:: Task prompt ::
Consider the entries given below. Count the lines that include "tillsammans" and give only the count.

>>>>>

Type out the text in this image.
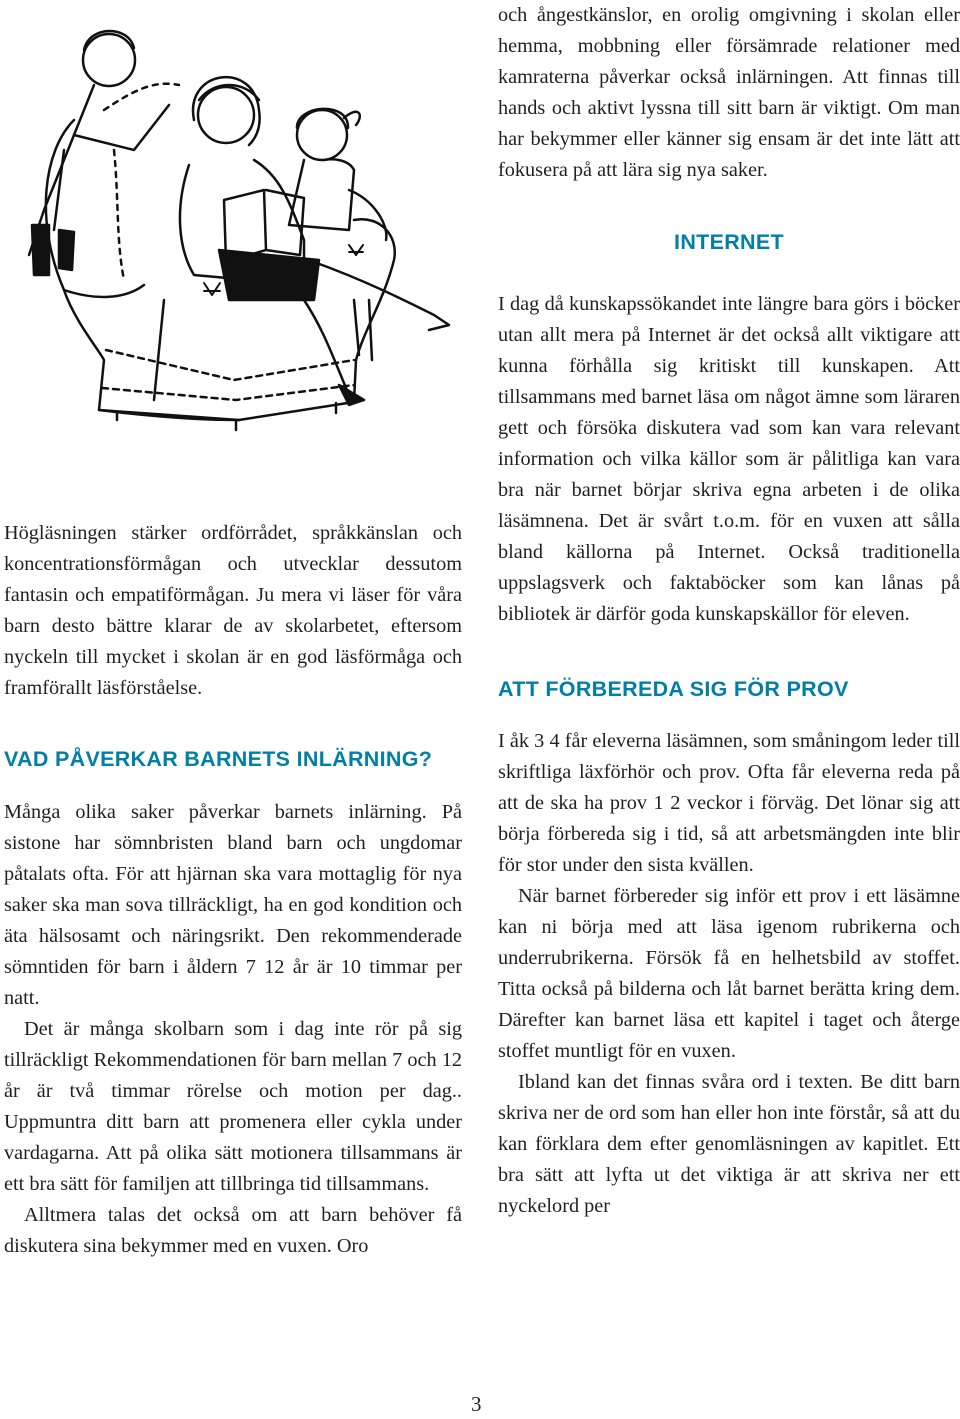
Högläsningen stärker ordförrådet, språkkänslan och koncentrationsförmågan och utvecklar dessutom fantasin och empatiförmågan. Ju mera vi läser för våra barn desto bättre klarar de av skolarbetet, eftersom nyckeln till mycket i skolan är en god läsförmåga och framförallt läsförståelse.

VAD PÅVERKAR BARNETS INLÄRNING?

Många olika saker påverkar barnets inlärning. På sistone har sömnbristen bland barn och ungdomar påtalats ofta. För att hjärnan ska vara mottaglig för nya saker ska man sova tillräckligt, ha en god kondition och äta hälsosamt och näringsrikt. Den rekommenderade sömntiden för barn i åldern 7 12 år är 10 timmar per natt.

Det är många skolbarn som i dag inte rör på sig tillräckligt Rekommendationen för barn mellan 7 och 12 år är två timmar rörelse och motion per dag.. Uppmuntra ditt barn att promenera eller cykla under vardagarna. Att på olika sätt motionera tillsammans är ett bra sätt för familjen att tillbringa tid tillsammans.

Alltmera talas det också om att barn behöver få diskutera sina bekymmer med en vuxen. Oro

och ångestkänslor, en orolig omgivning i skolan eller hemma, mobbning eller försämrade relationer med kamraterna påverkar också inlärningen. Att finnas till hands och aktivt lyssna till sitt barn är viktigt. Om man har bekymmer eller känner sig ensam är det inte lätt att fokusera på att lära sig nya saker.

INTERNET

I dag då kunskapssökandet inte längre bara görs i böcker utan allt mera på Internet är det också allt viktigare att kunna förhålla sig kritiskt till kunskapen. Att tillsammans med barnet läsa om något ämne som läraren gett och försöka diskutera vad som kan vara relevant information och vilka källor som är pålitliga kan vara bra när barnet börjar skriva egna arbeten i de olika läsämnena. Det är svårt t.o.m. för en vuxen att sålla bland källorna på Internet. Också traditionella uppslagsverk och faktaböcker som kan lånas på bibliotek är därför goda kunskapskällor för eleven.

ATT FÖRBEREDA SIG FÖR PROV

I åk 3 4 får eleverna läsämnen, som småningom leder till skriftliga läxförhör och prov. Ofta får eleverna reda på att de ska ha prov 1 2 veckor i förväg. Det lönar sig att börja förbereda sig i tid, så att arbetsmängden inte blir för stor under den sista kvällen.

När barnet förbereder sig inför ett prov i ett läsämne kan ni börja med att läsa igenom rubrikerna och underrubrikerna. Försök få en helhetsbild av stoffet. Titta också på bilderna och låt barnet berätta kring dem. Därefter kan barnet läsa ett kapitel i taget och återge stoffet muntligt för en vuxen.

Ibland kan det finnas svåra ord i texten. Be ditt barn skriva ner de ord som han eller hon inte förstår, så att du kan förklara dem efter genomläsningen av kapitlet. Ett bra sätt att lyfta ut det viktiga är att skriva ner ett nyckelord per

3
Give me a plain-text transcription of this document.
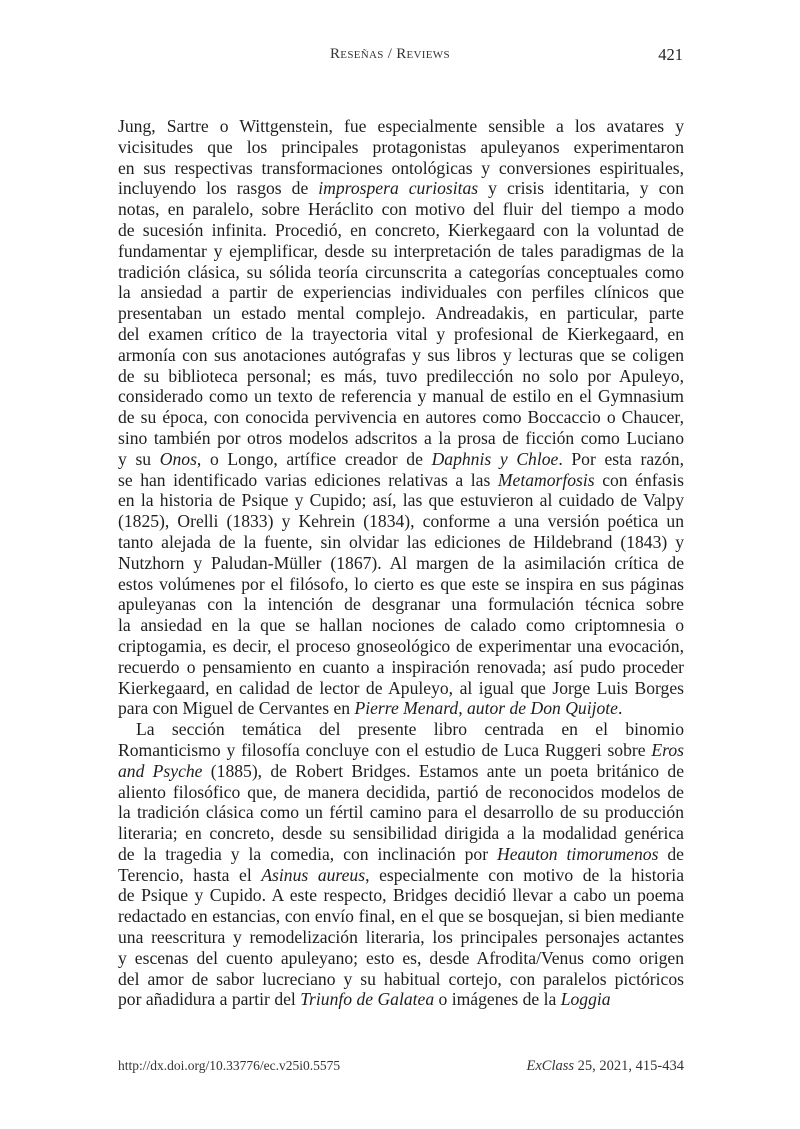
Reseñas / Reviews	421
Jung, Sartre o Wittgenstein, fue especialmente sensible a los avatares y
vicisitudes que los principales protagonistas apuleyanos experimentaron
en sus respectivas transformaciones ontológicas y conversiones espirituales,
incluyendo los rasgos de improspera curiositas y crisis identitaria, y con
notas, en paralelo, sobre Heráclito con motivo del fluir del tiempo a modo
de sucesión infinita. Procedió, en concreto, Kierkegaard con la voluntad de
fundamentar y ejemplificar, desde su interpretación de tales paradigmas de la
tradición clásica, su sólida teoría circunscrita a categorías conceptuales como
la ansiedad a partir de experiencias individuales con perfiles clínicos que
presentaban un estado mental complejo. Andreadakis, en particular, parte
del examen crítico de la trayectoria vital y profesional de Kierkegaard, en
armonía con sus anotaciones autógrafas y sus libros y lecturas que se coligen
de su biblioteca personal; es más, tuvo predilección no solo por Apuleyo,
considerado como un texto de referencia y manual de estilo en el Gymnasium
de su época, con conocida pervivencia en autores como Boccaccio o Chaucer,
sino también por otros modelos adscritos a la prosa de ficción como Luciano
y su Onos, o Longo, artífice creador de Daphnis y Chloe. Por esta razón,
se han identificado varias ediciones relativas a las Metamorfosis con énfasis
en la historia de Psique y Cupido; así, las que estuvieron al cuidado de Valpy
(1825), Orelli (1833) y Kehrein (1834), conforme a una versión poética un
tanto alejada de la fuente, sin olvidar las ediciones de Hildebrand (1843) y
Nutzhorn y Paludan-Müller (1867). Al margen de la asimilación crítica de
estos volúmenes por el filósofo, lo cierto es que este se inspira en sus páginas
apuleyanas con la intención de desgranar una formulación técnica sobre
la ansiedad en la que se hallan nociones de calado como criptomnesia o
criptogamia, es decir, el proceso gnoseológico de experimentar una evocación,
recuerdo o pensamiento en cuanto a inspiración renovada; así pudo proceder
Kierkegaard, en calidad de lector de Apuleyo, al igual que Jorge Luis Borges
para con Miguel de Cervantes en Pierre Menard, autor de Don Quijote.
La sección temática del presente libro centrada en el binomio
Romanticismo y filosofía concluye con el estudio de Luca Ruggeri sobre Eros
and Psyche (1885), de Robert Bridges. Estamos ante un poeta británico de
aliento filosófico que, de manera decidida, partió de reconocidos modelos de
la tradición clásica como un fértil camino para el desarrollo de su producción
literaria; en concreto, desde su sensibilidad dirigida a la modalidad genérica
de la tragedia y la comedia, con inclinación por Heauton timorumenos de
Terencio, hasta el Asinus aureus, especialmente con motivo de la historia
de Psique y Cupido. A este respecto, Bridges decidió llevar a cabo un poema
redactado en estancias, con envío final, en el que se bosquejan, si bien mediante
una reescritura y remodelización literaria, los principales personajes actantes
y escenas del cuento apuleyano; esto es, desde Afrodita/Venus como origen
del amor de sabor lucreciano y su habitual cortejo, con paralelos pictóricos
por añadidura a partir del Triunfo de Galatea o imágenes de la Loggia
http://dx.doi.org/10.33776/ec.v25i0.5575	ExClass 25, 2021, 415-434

<<<<<
>>>>>

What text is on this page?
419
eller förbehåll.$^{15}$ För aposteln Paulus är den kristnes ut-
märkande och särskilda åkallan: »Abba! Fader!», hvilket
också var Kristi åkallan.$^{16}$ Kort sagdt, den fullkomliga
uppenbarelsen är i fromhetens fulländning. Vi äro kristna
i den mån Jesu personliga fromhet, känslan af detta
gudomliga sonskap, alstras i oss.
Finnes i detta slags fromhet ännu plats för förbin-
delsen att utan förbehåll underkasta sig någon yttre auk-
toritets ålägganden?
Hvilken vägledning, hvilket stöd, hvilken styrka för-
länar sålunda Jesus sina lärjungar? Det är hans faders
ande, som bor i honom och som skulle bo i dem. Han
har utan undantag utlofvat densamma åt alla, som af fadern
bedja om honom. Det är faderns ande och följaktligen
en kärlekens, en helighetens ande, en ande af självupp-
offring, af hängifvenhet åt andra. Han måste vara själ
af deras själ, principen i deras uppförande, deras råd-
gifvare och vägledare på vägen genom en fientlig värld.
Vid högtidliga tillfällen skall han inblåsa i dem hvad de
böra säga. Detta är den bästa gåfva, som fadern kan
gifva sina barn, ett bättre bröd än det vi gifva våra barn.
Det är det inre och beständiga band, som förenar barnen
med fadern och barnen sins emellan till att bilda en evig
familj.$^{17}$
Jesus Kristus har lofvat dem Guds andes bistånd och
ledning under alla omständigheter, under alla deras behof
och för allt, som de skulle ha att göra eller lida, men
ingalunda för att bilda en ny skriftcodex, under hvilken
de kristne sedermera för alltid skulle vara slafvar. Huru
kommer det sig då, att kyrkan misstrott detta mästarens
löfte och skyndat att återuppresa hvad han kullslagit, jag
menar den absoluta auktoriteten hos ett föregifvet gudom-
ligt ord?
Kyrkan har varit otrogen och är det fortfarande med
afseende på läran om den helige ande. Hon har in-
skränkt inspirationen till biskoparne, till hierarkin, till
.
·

<<<<<

:: Answer to this task ::
2